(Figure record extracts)
··········

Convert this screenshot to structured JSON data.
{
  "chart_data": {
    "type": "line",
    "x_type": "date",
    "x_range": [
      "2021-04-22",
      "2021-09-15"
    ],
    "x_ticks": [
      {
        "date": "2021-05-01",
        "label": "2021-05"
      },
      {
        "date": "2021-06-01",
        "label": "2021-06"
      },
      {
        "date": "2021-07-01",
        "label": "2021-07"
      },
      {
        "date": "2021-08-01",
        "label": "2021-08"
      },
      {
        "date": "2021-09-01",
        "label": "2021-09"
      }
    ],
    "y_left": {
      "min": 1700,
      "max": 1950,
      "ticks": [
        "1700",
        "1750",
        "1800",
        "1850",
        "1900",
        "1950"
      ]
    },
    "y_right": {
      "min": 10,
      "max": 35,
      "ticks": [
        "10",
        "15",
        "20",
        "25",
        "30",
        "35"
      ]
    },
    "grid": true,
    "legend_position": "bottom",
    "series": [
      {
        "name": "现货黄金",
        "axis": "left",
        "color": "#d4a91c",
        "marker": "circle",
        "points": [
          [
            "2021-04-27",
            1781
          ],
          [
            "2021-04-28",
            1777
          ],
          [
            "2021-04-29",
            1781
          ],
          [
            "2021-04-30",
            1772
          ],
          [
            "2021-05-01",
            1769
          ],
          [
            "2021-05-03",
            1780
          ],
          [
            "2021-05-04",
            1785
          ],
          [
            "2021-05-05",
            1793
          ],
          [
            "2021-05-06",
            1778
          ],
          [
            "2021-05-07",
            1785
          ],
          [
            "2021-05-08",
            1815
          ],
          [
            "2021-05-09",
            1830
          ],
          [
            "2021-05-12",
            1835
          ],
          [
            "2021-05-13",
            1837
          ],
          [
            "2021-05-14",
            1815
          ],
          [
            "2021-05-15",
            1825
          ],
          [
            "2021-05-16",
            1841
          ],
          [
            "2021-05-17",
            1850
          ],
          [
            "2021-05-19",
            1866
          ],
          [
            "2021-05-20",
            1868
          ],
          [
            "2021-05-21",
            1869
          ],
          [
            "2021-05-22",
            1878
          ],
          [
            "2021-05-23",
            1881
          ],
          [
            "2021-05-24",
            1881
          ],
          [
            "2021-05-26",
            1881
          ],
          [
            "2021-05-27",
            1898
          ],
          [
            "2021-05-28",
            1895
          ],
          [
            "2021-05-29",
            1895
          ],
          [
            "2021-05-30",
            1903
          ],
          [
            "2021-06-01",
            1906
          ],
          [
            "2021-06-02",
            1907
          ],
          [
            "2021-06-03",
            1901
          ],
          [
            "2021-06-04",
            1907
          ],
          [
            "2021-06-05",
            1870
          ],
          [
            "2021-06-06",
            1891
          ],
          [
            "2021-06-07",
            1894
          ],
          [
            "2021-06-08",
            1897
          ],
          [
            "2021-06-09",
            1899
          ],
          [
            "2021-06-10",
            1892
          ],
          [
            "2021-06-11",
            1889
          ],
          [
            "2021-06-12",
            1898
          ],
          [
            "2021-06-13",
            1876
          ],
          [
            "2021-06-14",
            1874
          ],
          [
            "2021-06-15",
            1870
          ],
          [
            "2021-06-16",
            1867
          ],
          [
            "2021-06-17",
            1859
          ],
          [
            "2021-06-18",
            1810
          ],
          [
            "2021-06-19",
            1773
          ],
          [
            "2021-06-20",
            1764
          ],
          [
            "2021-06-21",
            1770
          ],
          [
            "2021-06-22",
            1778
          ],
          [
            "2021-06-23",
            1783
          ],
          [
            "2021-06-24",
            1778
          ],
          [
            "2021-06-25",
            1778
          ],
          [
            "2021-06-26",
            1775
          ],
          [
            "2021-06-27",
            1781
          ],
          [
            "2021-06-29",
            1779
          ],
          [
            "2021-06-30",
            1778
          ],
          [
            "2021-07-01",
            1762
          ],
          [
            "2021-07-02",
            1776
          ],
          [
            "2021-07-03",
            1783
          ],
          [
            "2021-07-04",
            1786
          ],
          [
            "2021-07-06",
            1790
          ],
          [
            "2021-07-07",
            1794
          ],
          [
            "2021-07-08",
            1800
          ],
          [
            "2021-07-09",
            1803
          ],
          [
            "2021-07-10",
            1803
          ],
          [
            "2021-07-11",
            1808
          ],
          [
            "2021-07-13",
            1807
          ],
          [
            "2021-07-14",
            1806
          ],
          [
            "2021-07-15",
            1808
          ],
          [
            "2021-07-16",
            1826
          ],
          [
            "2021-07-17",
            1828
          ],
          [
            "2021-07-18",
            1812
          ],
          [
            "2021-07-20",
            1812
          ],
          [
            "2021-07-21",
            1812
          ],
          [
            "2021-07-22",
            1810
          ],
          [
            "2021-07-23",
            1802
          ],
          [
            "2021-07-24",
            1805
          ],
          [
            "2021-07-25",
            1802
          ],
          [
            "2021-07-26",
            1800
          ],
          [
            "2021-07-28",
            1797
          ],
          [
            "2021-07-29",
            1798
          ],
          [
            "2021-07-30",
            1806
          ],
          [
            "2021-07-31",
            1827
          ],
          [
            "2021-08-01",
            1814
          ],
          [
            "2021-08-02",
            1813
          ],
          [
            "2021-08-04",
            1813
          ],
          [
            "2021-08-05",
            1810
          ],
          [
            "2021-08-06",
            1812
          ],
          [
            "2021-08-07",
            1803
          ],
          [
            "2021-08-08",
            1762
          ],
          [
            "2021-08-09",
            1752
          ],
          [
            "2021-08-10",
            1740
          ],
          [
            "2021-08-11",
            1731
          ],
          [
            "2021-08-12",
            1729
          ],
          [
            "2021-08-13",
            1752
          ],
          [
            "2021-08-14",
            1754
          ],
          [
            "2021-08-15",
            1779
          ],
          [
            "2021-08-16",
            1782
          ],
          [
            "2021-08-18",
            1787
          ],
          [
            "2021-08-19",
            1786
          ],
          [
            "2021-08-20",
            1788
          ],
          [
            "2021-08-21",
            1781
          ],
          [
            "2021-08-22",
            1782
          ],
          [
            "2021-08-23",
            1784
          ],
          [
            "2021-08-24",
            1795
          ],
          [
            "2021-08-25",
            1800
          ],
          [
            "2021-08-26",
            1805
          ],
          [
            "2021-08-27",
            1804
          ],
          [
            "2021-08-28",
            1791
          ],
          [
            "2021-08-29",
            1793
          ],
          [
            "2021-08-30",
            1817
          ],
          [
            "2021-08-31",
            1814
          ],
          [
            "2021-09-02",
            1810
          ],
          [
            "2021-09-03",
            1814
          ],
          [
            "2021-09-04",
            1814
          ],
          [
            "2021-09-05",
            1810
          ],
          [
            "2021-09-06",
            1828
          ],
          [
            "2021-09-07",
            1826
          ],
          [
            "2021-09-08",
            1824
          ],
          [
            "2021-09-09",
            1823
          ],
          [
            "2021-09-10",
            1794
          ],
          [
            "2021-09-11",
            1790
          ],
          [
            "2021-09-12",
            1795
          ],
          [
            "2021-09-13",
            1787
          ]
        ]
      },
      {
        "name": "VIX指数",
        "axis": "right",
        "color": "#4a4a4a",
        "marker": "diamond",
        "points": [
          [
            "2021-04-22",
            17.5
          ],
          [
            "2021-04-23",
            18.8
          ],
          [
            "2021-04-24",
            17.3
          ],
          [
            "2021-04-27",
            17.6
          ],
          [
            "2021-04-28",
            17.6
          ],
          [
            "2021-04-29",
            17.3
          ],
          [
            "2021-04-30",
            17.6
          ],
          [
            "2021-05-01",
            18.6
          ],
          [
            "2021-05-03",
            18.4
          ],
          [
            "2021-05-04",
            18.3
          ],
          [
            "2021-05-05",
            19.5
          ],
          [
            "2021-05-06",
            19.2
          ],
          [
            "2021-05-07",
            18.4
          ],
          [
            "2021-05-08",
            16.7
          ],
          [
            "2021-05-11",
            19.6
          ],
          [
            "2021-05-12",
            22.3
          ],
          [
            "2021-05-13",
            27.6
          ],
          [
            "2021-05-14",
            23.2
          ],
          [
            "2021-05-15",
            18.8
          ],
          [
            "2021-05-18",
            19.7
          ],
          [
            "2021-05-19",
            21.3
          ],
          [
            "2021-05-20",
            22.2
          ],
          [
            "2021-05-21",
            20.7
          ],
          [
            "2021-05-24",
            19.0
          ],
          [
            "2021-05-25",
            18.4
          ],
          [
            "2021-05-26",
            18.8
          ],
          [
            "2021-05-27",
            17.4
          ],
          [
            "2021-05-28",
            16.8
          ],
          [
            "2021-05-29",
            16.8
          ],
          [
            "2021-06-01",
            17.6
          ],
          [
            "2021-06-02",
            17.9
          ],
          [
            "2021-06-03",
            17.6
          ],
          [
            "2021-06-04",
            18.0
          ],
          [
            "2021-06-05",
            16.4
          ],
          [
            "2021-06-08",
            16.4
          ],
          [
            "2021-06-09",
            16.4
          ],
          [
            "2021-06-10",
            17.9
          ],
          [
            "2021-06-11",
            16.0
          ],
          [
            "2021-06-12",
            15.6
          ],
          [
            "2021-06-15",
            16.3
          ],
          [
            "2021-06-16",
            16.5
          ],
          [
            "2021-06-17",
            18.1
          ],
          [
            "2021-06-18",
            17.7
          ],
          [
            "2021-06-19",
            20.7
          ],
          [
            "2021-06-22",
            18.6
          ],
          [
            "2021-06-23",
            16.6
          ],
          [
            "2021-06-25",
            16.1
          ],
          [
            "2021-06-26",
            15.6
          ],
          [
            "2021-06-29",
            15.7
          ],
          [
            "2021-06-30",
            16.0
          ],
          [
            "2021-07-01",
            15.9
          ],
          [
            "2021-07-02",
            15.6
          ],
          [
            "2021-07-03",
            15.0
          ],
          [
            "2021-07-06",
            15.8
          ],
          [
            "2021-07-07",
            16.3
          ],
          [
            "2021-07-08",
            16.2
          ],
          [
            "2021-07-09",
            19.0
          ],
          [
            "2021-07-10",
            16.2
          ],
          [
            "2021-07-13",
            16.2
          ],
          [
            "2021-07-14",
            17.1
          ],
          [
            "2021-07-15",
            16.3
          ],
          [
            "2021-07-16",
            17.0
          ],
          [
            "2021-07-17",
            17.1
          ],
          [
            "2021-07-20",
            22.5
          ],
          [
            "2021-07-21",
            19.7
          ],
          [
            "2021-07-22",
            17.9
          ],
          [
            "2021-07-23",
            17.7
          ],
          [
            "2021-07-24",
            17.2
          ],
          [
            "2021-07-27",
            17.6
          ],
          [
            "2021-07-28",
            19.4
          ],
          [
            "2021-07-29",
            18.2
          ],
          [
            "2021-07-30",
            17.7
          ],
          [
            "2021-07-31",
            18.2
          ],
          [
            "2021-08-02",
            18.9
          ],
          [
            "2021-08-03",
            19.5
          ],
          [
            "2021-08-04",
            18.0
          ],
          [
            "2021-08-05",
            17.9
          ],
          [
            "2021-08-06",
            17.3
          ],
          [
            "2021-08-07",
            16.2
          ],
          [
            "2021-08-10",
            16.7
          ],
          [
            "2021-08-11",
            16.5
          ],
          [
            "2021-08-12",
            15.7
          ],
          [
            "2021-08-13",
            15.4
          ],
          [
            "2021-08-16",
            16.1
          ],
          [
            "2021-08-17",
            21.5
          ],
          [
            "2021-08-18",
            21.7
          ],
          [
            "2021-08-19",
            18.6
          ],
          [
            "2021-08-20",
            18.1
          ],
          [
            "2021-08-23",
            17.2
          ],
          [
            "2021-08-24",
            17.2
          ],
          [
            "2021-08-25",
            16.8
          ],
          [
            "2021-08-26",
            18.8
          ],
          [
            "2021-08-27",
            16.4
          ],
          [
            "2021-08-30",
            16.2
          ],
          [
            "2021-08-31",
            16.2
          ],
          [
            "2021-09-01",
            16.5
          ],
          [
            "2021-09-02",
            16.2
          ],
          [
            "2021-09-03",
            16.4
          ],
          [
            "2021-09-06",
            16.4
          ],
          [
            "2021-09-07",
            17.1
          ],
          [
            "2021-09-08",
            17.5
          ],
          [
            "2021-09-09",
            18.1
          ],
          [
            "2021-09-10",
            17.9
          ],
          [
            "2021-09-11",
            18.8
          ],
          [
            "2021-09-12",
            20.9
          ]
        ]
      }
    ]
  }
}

··········

**Exercise directions**
Where a line above holds the string "date", show that line.

**Solution for this exercise**
    "x_type": "date",
        "date": "2021-05-01",
        "date": "2021-06-01",
        "date": "2021-07-01",
        "date": "2021-08-01",
        "date": "2021-09-01",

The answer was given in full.